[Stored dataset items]
%%

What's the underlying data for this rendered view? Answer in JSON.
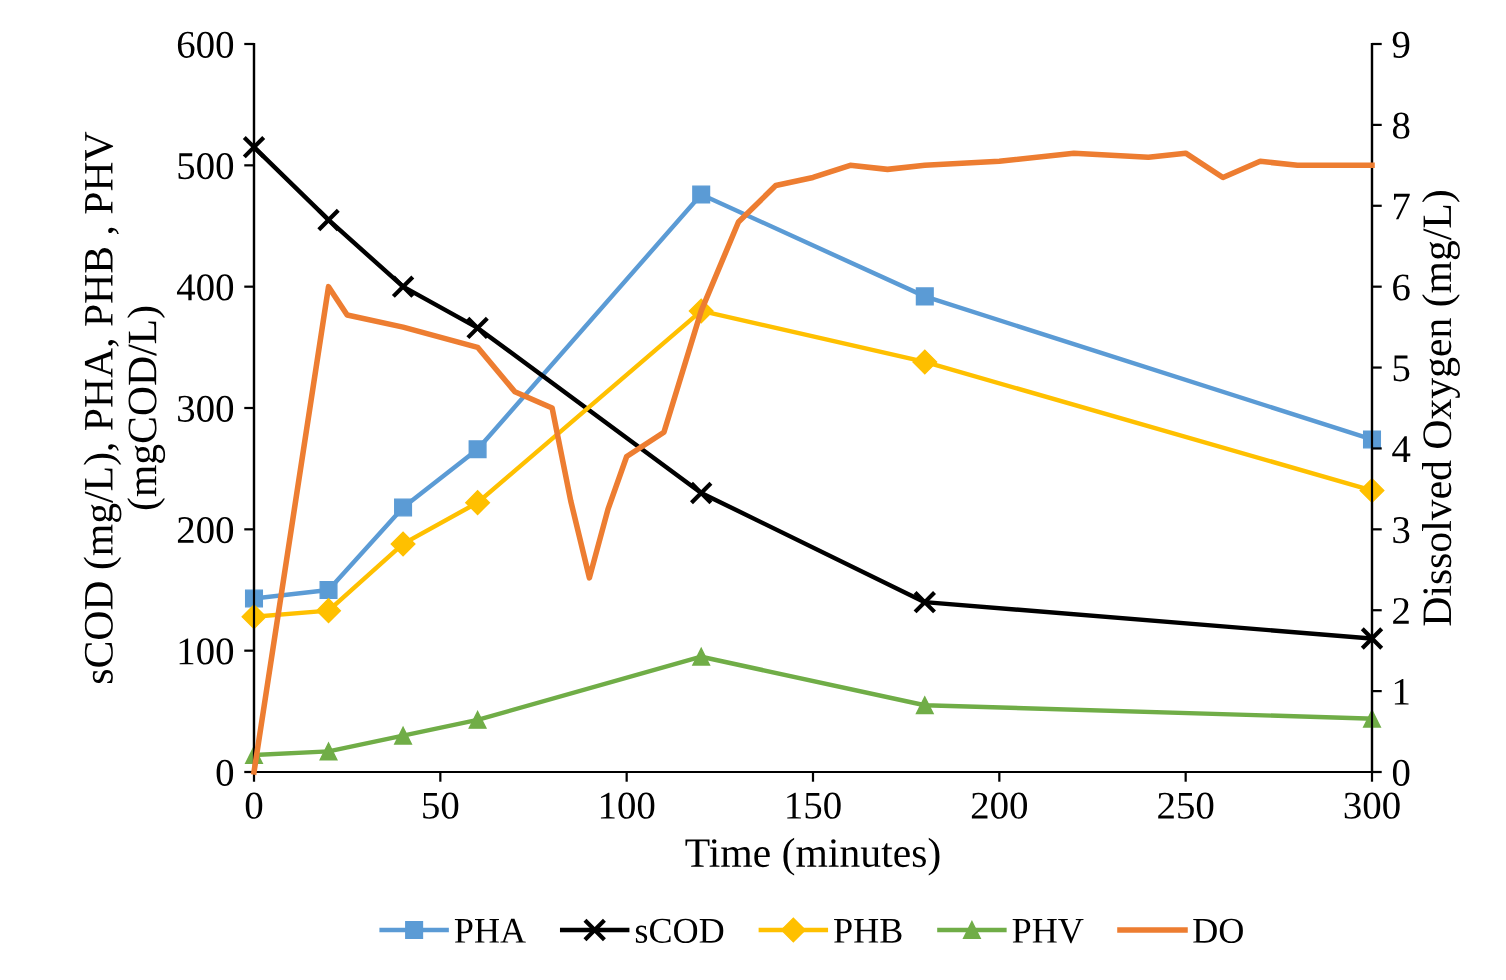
{
  "chart_data": {
    "type": "line",
    "xlabel": "Time (minutes)",
    "ylabel": "sCOD (mg/L), PHA, PHB , PHV\n(mgCOD/L)",
    "y2label": "Dissolved Oxygen (mg/L)",
    "x": [
      0,
      20,
      40,
      60,
      120,
      180,
      300
    ],
    "xlim": [
      0,
      300
    ],
    "xticks": [
      0,
      50,
      100,
      150,
      200,
      250,
      300
    ],
    "ylim": [
      0,
      600
    ],
    "yticks": [
      0,
      100,
      200,
      300,
      400,
      500,
      600
    ],
    "y2lim": [
      0,
      9
    ],
    "y2ticks": [
      0,
      1,
      2,
      3,
      4,
      5,
      6,
      7,
      8,
      9
    ],
    "grid": false,
    "legend": "bottom",
    "series": [
      {
        "name": "PHA",
        "color": "#5b9bd5",
        "marker": "square",
        "values": [
          143,
          150,
          218,
          266,
          476,
          392,
          274
        ]
      },
      {
        "name": "sCOD",
        "color": "#000000",
        "marker": "cross",
        "values": [
          515,
          455,
          400,
          366,
          230,
          140,
          110
        ]
      },
      {
        "name": "PHB",
        "color": "#ffc000",
        "marker": "diamond",
        "values": [
          128,
          133,
          188,
          222,
          380,
          338,
          232
        ]
      },
      {
        "name": "PHV",
        "color": "#70ad47",
        "marker": "triangle",
        "values": [
          14,
          17,
          30,
          43,
          95,
          55,
          44
        ]
      },
      {
        "name": "DO",
        "color": "#ed7d31",
        "marker": "none",
        "axis": "y2",
        "x": [
          0,
          20,
          25,
          40,
          60,
          70,
          80,
          85,
          90,
          95,
          100,
          110,
          120,
          130,
          140,
          150,
          160,
          170,
          180,
          200,
          220,
          240,
          250,
          260,
          270,
          280,
          300
        ],
        "values": [
          0.0,
          6.0,
          5.65,
          5.5,
          5.25,
          4.7,
          4.5,
          3.35,
          2.4,
          3.25,
          3.9,
          4.2,
          5.7,
          6.8,
          7.25,
          7.35,
          7.5,
          7.45,
          7.5,
          7.55,
          7.65,
          7.6,
          7.65,
          7.35,
          7.55,
          7.5,
          7.5
        ]
      }
    ]
  }
}
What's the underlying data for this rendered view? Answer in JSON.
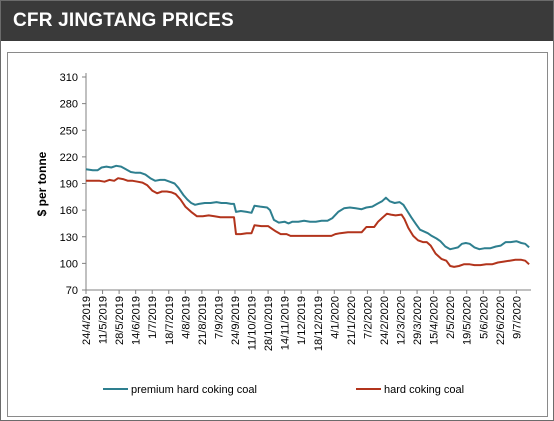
{
  "header": {
    "title": "CFR JINGTANG PRICES"
  },
  "chart_data": {
    "type": "line",
    "title": "",
    "xlabel": "",
    "ylabel": "$ per tonne",
    "ylim": [
      70,
      310
    ],
    "yticks": [
      70,
      100,
      130,
      160,
      190,
      220,
      250,
      280,
      310
    ],
    "xlim": [
      "2019-04-24",
      "2020-07-24"
    ],
    "xtick_labels": [
      "24/4/2019",
      "11/5/2019",
      "28/5/2019",
      "14/6/2019",
      "1/7/2019",
      "18/7/2019",
      "4/8/2019",
      "21/8/2019",
      "7/9/2019",
      "24/9/2019",
      "11/10/2019",
      "28/10/2019",
      "14/11/2019",
      "1/12/2019",
      "18/12/2019",
      "4/1/2020",
      "21/1/2020",
      "7/2/2020",
      "24/2/2020",
      "12/3/2020",
      "29/3/2020",
      "15/4/2020",
      "2/5/2020",
      "19/5/2020",
      "5/6/2020",
      "22/6/2020",
      "9/7/2020"
    ],
    "xtick_dates": [
      "2019-04-24",
      "2019-05-11",
      "2019-05-28",
      "2019-06-14",
      "2019-07-01",
      "2019-07-18",
      "2019-08-04",
      "2019-08-21",
      "2019-09-07",
      "2019-09-24",
      "2019-10-11",
      "2019-10-28",
      "2019-11-14",
      "2019-12-01",
      "2019-12-18",
      "2020-01-04",
      "2020-01-21",
      "2020-02-07",
      "2020-02-24",
      "2020-03-12",
      "2020-03-29",
      "2020-04-15",
      "2020-05-02",
      "2020-05-19",
      "2020-06-05",
      "2020-06-22",
      "2020-07-09"
    ],
    "grid": false,
    "legend_position": "bottom",
    "series": [
      {
        "name": "premium hard coking coal",
        "color": "#2e7f8f",
        "points": [
          [
            "2019-04-24",
            206
          ],
          [
            "2019-05-01",
            205
          ],
          [
            "2019-05-06",
            205
          ],
          [
            "2019-05-10",
            208
          ],
          [
            "2019-05-15",
            209
          ],
          [
            "2019-05-20",
            208
          ],
          [
            "2019-05-25",
            210
          ],
          [
            "2019-05-30",
            209
          ],
          [
            "2019-06-04",
            206
          ],
          [
            "2019-06-09",
            203
          ],
          [
            "2019-06-14",
            202
          ],
          [
            "2019-06-19",
            202
          ],
          [
            "2019-06-24",
            200
          ],
          [
            "2019-06-29",
            196
          ],
          [
            "2019-07-04",
            193
          ],
          [
            "2019-07-09",
            194
          ],
          [
            "2019-07-14",
            194
          ],
          [
            "2019-07-19",
            192
          ],
          [
            "2019-07-24",
            190
          ],
          [
            "2019-07-28",
            185
          ],
          [
            "2019-08-02",
            177
          ],
          [
            "2019-08-06",
            172
          ],
          [
            "2019-08-10",
            168
          ],
          [
            "2019-08-14",
            166
          ],
          [
            "2019-08-18",
            167
          ],
          [
            "2019-08-24",
            168
          ],
          [
            "2019-08-30",
            168
          ],
          [
            "2019-09-05",
            169
          ],
          [
            "2019-09-10",
            168
          ],
          [
            "2019-09-15",
            168
          ],
          [
            "2019-09-20",
            167
          ],
          [
            "2019-09-23",
            167
          ],
          [
            "2019-09-25",
            158
          ],
          [
            "2019-09-30",
            159
          ],
          [
            "2019-10-06",
            158
          ],
          [
            "2019-10-11",
            157
          ],
          [
            "2019-10-14",
            165
          ],
          [
            "2019-10-20",
            164
          ],
          [
            "2019-10-27",
            163
          ],
          [
            "2019-10-30",
            160
          ],
          [
            "2019-11-03",
            149
          ],
          [
            "2019-11-08",
            146
          ],
          [
            "2019-11-14",
            147
          ],
          [
            "2019-11-18",
            145
          ],
          [
            "2019-11-22",
            147
          ],
          [
            "2019-11-28",
            147
          ],
          [
            "2019-12-04",
            148
          ],
          [
            "2019-12-10",
            147
          ],
          [
            "2019-12-16",
            147
          ],
          [
            "2019-12-22",
            148
          ],
          [
            "2019-12-28",
            148
          ],
          [
            "2020-01-02",
            151
          ],
          [
            "2020-01-08",
            158
          ],
          [
            "2020-01-14",
            162
          ],
          [
            "2020-01-20",
            163
          ],
          [
            "2020-01-26",
            162
          ],
          [
            "2020-02-01",
            161
          ],
          [
            "2020-02-06",
            163
          ],
          [
            "2020-02-12",
            164
          ],
          [
            "2020-02-17",
            167
          ],
          [
            "2020-02-22",
            170
          ],
          [
            "2020-02-26",
            174
          ],
          [
            "2020-03-01",
            170
          ],
          [
            "2020-03-06",
            168
          ],
          [
            "2020-03-11",
            169
          ],
          [
            "2020-03-15",
            166
          ],
          [
            "2020-03-19",
            159
          ],
          [
            "2020-03-23",
            152
          ],
          [
            "2020-03-28",
            144
          ],
          [
            "2020-04-01",
            138
          ],
          [
            "2020-04-05",
            136
          ],
          [
            "2020-04-09",
            134
          ],
          [
            "2020-04-13",
            131
          ],
          [
            "2020-04-18",
            128
          ],
          [
            "2020-04-22",
            125
          ],
          [
            "2020-04-27",
            119
          ],
          [
            "2020-05-02",
            116
          ],
          [
            "2020-05-06",
            117
          ],
          [
            "2020-05-10",
            118
          ],
          [
            "2020-05-14",
            122
          ],
          [
            "2020-05-18",
            123
          ],
          [
            "2020-05-22",
            122
          ],
          [
            "2020-05-27",
            118
          ],
          [
            "2020-06-01",
            116
          ],
          [
            "2020-06-06",
            117
          ],
          [
            "2020-06-12",
            117
          ],
          [
            "2020-06-18",
            119
          ],
          [
            "2020-06-23",
            120
          ],
          [
            "2020-06-28",
            124
          ],
          [
            "2020-07-03",
            124
          ],
          [
            "2020-07-09",
            125
          ],
          [
            "2020-07-14",
            123
          ],
          [
            "2020-07-18",
            122
          ],
          [
            "2020-07-22",
            118
          ]
        ]
      },
      {
        "name": "hard coking coal",
        "color": "#b2341c",
        "points": [
          [
            "2019-04-24",
            193
          ],
          [
            "2019-05-01",
            193
          ],
          [
            "2019-05-08",
            193
          ],
          [
            "2019-05-13",
            192
          ],
          [
            "2019-05-18",
            194
          ],
          [
            "2019-05-23",
            193
          ],
          [
            "2019-05-27",
            196
          ],
          [
            "2019-06-01",
            195
          ],
          [
            "2019-06-06",
            193
          ],
          [
            "2019-06-11",
            193
          ],
          [
            "2019-06-16",
            192
          ],
          [
            "2019-06-21",
            191
          ],
          [
            "2019-06-26",
            188
          ],
          [
            "2019-07-01",
            182
          ],
          [
            "2019-07-06",
            179
          ],
          [
            "2019-07-11",
            181
          ],
          [
            "2019-07-16",
            181
          ],
          [
            "2019-07-21",
            180
          ],
          [
            "2019-07-25",
            178
          ],
          [
            "2019-07-30",
            172
          ],
          [
            "2019-08-04",
            164
          ],
          [
            "2019-08-10",
            158
          ],
          [
            "2019-08-16",
            153
          ],
          [
            "2019-08-22",
            153
          ],
          [
            "2019-08-28",
            154
          ],
          [
            "2019-09-03",
            153
          ],
          [
            "2019-09-09",
            152
          ],
          [
            "2019-09-15",
            152
          ],
          [
            "2019-09-20",
            152
          ],
          [
            "2019-09-23",
            152
          ],
          [
            "2019-09-25",
            133
          ],
          [
            "2019-09-30",
            133
          ],
          [
            "2019-10-06",
            134
          ],
          [
            "2019-10-11",
            134
          ],
          [
            "2019-10-14",
            143
          ],
          [
            "2019-10-21",
            142
          ],
          [
            "2019-10-28",
            142
          ],
          [
            "2019-11-01",
            139
          ],
          [
            "2019-11-05",
            136
          ],
          [
            "2019-11-10",
            133
          ],
          [
            "2019-11-16",
            133
          ],
          [
            "2019-11-20",
            131
          ],
          [
            "2019-11-27",
            131
          ],
          [
            "2019-12-04",
            131
          ],
          [
            "2019-12-12",
            131
          ],
          [
            "2019-12-20",
            131
          ],
          [
            "2019-12-27",
            131
          ],
          [
            "2020-01-01",
            131
          ],
          [
            "2020-01-05",
            133
          ],
          [
            "2020-01-10",
            134
          ],
          [
            "2020-01-18",
            135
          ],
          [
            "2020-01-25",
            135
          ],
          [
            "2020-02-01",
            135
          ],
          [
            "2020-02-06",
            141
          ],
          [
            "2020-02-14",
            141
          ],
          [
            "2020-02-18",
            147
          ],
          [
            "2020-02-23",
            152
          ],
          [
            "2020-02-27",
            156
          ],
          [
            "2020-03-02",
            155
          ],
          [
            "2020-03-07",
            154
          ],
          [
            "2020-03-13",
            155
          ],
          [
            "2020-03-16",
            150
          ],
          [
            "2020-03-20",
            140
          ],
          [
            "2020-03-25",
            131
          ],
          [
            "2020-03-30",
            126
          ],
          [
            "2020-04-04",
            124
          ],
          [
            "2020-04-08",
            124
          ],
          [
            "2020-04-12",
            120
          ],
          [
            "2020-04-17",
            111
          ],
          [
            "2020-04-23",
            105
          ],
          [
            "2020-04-28",
            103
          ],
          [
            "2020-05-02",
            97
          ],
          [
            "2020-05-06",
            96
          ],
          [
            "2020-05-11",
            97
          ],
          [
            "2020-05-16",
            99
          ],
          [
            "2020-05-22",
            99
          ],
          [
            "2020-05-27",
            98
          ],
          [
            "2020-06-02",
            98
          ],
          [
            "2020-06-08",
            99
          ],
          [
            "2020-06-14",
            99
          ],
          [
            "2020-06-20",
            101
          ],
          [
            "2020-06-26",
            102
          ],
          [
            "2020-07-02",
            103
          ],
          [
            "2020-07-08",
            104
          ],
          [
            "2020-07-14",
            104
          ],
          [
            "2020-07-18",
            103
          ],
          [
            "2020-07-22",
            99
          ]
        ]
      }
    ]
  }
}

%%

#### WHAT TO PRODUCE
Check every line of the data, and copy the ones that contain "ylabel".

#### RESPONSE
    "ylabel": "sCOD (mg/L), PHA, PHB , PHV\n(mgCOD/L)",
    "ylabel": "$ per tonne",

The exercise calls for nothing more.